PROBLEM:
Collect every line below that contains the word "circle".

RECORDS TO USE:
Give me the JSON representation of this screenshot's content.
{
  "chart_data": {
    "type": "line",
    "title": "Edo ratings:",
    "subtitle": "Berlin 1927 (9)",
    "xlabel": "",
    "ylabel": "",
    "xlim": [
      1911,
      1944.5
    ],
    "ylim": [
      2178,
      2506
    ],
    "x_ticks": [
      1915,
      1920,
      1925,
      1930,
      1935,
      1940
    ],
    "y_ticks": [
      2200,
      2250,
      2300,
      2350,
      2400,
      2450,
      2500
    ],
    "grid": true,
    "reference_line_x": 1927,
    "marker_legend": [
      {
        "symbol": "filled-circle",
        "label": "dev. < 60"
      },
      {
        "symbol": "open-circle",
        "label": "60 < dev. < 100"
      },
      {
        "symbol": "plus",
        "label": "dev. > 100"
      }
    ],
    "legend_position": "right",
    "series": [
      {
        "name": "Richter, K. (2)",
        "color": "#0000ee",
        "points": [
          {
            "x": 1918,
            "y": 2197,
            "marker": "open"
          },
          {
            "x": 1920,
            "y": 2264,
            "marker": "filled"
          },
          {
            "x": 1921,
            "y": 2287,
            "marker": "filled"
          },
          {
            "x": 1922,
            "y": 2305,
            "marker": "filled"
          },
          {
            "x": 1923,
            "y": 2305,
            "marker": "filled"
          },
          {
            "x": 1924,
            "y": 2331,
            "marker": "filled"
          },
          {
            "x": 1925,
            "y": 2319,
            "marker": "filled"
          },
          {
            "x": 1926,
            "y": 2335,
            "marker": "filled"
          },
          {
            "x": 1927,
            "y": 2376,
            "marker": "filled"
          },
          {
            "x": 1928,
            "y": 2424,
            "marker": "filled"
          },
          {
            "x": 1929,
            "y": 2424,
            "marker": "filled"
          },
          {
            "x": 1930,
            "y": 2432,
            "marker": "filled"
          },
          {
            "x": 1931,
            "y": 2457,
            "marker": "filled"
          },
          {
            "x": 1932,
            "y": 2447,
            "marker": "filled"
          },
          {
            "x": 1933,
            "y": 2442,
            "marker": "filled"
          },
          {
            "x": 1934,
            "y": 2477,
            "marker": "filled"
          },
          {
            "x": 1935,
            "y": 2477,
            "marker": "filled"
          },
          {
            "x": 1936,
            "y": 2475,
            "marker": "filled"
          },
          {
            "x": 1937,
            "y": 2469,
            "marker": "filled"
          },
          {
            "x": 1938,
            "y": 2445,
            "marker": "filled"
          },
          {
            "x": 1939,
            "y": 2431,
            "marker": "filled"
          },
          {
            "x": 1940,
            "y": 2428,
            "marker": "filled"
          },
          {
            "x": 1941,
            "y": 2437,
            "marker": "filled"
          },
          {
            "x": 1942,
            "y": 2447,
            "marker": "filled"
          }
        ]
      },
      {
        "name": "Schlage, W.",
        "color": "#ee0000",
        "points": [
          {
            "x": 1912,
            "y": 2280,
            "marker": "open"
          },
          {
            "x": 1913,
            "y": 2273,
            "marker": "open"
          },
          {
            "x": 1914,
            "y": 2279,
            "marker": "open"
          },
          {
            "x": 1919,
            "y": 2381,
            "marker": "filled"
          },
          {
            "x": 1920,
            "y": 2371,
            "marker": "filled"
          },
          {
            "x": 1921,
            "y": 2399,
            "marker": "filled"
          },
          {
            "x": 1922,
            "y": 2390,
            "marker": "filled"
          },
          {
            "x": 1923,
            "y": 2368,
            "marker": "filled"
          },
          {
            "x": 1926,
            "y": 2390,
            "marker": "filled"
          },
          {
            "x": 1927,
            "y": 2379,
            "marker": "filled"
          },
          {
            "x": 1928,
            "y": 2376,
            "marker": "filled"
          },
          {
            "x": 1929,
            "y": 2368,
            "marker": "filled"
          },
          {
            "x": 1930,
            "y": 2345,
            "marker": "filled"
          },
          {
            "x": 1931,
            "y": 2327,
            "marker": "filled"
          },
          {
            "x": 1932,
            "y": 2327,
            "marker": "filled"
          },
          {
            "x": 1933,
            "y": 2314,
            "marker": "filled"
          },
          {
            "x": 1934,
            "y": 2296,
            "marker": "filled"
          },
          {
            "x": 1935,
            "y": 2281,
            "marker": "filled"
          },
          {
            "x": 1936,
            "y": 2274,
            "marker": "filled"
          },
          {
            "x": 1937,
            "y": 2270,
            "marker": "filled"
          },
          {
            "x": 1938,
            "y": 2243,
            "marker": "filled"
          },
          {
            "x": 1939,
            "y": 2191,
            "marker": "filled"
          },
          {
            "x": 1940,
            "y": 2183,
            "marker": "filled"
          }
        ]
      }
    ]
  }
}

FINAL ANSWER:
        "symbol": "filled-circle",
        "symbol": "open-circle",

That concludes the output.